### RECORD LIST
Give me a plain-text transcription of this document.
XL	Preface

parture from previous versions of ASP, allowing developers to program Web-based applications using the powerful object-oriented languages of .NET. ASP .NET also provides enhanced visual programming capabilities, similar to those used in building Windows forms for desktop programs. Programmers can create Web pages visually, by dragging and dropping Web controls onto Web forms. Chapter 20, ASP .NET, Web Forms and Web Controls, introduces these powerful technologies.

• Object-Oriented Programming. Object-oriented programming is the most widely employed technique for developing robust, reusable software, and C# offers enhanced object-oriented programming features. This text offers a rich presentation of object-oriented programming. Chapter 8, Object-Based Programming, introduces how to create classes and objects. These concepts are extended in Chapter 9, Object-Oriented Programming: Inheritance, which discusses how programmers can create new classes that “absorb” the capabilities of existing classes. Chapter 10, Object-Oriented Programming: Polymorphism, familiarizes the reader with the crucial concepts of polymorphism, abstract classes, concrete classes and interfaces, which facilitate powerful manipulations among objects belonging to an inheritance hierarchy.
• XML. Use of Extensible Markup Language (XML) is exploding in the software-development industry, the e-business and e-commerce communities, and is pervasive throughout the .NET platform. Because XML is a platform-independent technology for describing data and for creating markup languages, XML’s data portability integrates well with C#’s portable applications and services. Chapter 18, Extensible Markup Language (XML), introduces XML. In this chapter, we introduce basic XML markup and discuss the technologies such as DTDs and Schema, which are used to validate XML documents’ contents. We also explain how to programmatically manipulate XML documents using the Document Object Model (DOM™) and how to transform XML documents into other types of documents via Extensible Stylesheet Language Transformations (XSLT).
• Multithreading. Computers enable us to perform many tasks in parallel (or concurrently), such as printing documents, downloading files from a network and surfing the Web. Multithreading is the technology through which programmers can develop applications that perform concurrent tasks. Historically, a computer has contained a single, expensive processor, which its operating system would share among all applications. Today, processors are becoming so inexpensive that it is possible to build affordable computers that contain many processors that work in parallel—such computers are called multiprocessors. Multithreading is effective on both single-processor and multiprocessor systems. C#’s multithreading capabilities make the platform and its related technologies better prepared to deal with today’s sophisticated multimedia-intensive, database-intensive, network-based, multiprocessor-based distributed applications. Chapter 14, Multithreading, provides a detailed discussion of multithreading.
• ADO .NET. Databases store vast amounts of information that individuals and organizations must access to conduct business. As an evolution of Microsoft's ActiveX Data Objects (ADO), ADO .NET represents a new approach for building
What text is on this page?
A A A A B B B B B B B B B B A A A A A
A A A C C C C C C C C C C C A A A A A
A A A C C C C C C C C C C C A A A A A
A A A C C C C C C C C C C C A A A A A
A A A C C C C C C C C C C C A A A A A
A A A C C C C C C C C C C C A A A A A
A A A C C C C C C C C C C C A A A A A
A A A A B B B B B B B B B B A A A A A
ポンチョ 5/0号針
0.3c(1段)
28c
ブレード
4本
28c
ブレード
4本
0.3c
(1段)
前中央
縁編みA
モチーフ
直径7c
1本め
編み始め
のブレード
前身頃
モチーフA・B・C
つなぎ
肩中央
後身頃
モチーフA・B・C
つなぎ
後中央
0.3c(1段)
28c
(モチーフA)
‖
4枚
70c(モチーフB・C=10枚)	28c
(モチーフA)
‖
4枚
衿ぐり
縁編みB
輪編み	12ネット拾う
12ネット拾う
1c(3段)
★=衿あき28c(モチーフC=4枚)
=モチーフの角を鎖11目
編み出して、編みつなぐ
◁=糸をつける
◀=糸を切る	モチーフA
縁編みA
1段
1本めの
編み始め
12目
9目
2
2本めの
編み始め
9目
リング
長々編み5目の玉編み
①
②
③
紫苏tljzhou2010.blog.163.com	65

### GIVEN REQUEST
Filter the records, keeping only lines that contain "building", and show those lines.

### EXERCISE RESULT
parture from previous versions of ASP, allowing developers to program Web-based applications using the powerful object-oriented languages of .NET. ASP .NET also provides enhanced visual programming capabilities, similar to those used in building Windows forms for desktop programs. Programmers can create Web pages visually, by dragging and dropping Web controls onto Web forms. Chapter 20, ASP .NET, Web Forms and Web Controls, introduces these powerful technologies.
• ADO .NET. Databases store vast amounts of information that individuals and organizations must access to conduct business. As an evolution of Microsoft's ActiveX Data Objects (ADO), ADO .NET represents a new approach for building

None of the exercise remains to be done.